Exercise task. Show each line of the data below that has the string "color" in it.

***** Records provided *****

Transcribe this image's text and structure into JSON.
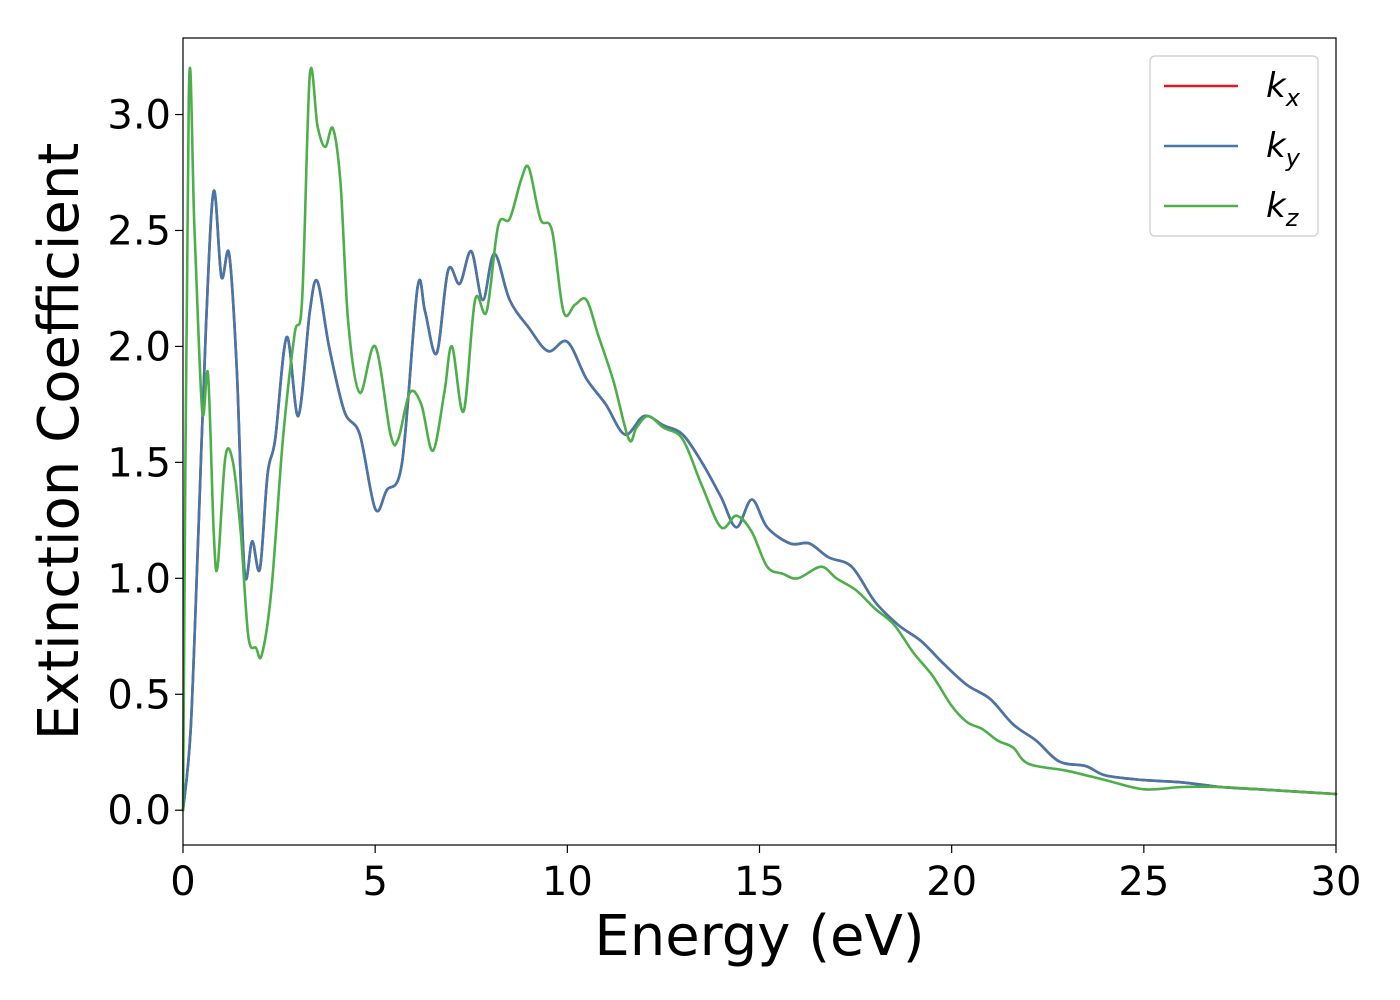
{
  "chart_data": {
    "type": "line",
    "title": "",
    "xlabel": "Energy (eV)",
    "ylabel": "Extinction Coefficient",
    "xlim": [
      0,
      30
    ],
    "ylim": [
      -0.15,
      3.33
    ],
    "xticks": [
      0,
      5,
      10,
      15,
      20,
      25,
      30
    ],
    "yticks": [
      0.0,
      0.5,
      1.0,
      1.5,
      2.0,
      2.5,
      3.0
    ],
    "xtick_labels": [
      "0",
      "5",
      "10",
      "15",
      "20",
      "25",
      "30"
    ],
    "ytick_labels": [
      "0.0",
      "0.5",
      "1.0",
      "1.5",
      "2.0",
      "2.5",
      "3.0"
    ],
    "grid": false,
    "legend_position": "top-right",
    "series": [
      {
        "name": "k_x",
        "legend_base": "k",
        "legend_sub": "x",
        "color": "#e41a1c",
        "x": [
          0,
          0.2,
          0.4,
          0.6,
          0.8,
          1.0,
          1.2,
          1.4,
          1.6,
          1.8,
          2.0,
          2.2,
          2.4,
          2.7,
          3.0,
          3.3,
          3.5,
          3.8,
          4.2,
          4.6,
          5.0,
          5.3,
          5.7,
          6.1,
          6.3,
          6.6,
          6.9,
          7.2,
          7.5,
          7.8,
          8.1,
          8.5,
          9.0,
          9.5,
          10.0,
          10.5,
          11.0,
          11.5,
          12.0,
          12.5,
          13.0,
          13.5,
          14.0,
          14.4,
          14.8,
          15.2,
          15.8,
          16.3,
          16.8,
          17.4,
          18.0,
          18.6,
          19.2,
          19.8,
          20.4,
          21.0,
          21.6,
          22.2,
          22.8,
          23.5,
          24.0,
          25.0,
          26.0,
          27.0,
          28.0,
          29.0,
          30.0
        ],
        "y": [
          0.0,
          0.35,
          1.2,
          2.1,
          2.67,
          2.3,
          2.4,
          1.9,
          1.03,
          1.16,
          1.04,
          1.45,
          1.6,
          2.04,
          1.7,
          2.15,
          2.28,
          2.0,
          1.72,
          1.62,
          1.3,
          1.38,
          1.5,
          2.25,
          2.15,
          1.97,
          2.33,
          2.27,
          2.41,
          2.2,
          2.4,
          2.2,
          2.08,
          1.98,
          2.02,
          1.86,
          1.75,
          1.62,
          1.7,
          1.66,
          1.62,
          1.5,
          1.35,
          1.22,
          1.34,
          1.22,
          1.15,
          1.15,
          1.09,
          1.05,
          0.9,
          0.8,
          0.73,
          0.63,
          0.54,
          0.48,
          0.37,
          0.3,
          0.21,
          0.19,
          0.15,
          0.13,
          0.12,
          0.1,
          0.09,
          0.08,
          0.07
        ]
      },
      {
        "name": "k_y",
        "legend_base": "k",
        "legend_sub": "y",
        "color": "#4477aa",
        "x": [
          0,
          0.2,
          0.4,
          0.6,
          0.8,
          1.0,
          1.2,
          1.4,
          1.6,
          1.8,
          2.0,
          2.2,
          2.4,
          2.7,
          3.0,
          3.3,
          3.5,
          3.8,
          4.2,
          4.6,
          5.0,
          5.3,
          5.7,
          6.1,
          6.3,
          6.6,
          6.9,
          7.2,
          7.5,
          7.8,
          8.1,
          8.5,
          9.0,
          9.5,
          10.0,
          10.5,
          11.0,
          11.5,
          12.0,
          12.5,
          13.0,
          13.5,
          14.0,
          14.4,
          14.8,
          15.2,
          15.8,
          16.3,
          16.8,
          17.4,
          18.0,
          18.6,
          19.2,
          19.8,
          20.4,
          21.0,
          21.6,
          22.2,
          22.8,
          23.5,
          24.0,
          25.0,
          26.0,
          27.0,
          28.0,
          29.0,
          30.0
        ],
        "y": [
          0.0,
          0.35,
          1.2,
          2.1,
          2.67,
          2.3,
          2.4,
          1.9,
          1.03,
          1.16,
          1.04,
          1.45,
          1.6,
          2.04,
          1.7,
          2.15,
          2.28,
          2.0,
          1.72,
          1.62,
          1.3,
          1.38,
          1.5,
          2.25,
          2.15,
          1.97,
          2.33,
          2.27,
          2.41,
          2.2,
          2.4,
          2.2,
          2.08,
          1.98,
          2.02,
          1.86,
          1.75,
          1.62,
          1.7,
          1.66,
          1.62,
          1.5,
          1.35,
          1.22,
          1.34,
          1.22,
          1.15,
          1.15,
          1.09,
          1.05,
          0.9,
          0.8,
          0.73,
          0.63,
          0.54,
          0.48,
          0.37,
          0.3,
          0.21,
          0.19,
          0.15,
          0.13,
          0.12,
          0.1,
          0.09,
          0.08,
          0.07
        ]
      },
      {
        "name": "k_z",
        "legend_base": "k",
        "legend_sub": "z",
        "color": "#4daf4a",
        "x": [
          0,
          0.15,
          0.3,
          0.5,
          0.65,
          0.8,
          0.9,
          1.1,
          1.3,
          1.5,
          1.7,
          1.9,
          2.05,
          2.3,
          2.6,
          2.9,
          3.1,
          3.3,
          3.5,
          3.7,
          3.9,
          4.1,
          4.3,
          4.6,
          5.0,
          5.4,
          5.6,
          5.9,
          6.2,
          6.5,
          6.8,
          7.0,
          7.3,
          7.6,
          7.9,
          8.2,
          8.5,
          8.8,
          9.0,
          9.3,
          9.6,
          9.9,
          10.2,
          10.5,
          10.8,
          11.2,
          11.6,
          11.8,
          12.1,
          12.5,
          13.0,
          13.5,
          14.0,
          14.4,
          14.8,
          15.2,
          15.6,
          16.0,
          16.6,
          17.0,
          17.5,
          18.0,
          18.5,
          19.0,
          19.5,
          20.0,
          20.4,
          20.8,
          21.2,
          21.6,
          22.0,
          23.0,
          24.0,
          25.0,
          26.0,
          27.0,
          28.0,
          29.0,
          30.0
        ],
        "y": [
          0.0,
          3.08,
          2.5,
          1.72,
          1.88,
          1.2,
          1.05,
          1.52,
          1.5,
          1.2,
          0.75,
          0.7,
          0.67,
          0.95,
          1.6,
          2.05,
          2.2,
          3.17,
          2.95,
          2.86,
          2.94,
          2.7,
          2.1,
          1.8,
          2.0,
          1.62,
          1.6,
          1.8,
          1.75,
          1.55,
          1.8,
          2.0,
          1.72,
          2.2,
          2.15,
          2.52,
          2.55,
          2.72,
          2.77,
          2.55,
          2.5,
          2.15,
          2.18,
          2.2,
          2.05,
          1.85,
          1.6,
          1.65,
          1.7,
          1.65,
          1.6,
          1.4,
          1.22,
          1.27,
          1.2,
          1.05,
          1.02,
          1.0,
          1.05,
          1.0,
          0.95,
          0.87,
          0.8,
          0.68,
          0.58,
          0.45,
          0.38,
          0.35,
          0.3,
          0.27,
          0.2,
          0.17,
          0.13,
          0.09,
          0.1,
          0.1,
          0.09,
          0.08,
          0.07
        ]
      }
    ]
  }
}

*****

Solution for this task.
        "color": "#e41a1c",
        "color": "#4477aa",
        "color": "#4daf4a",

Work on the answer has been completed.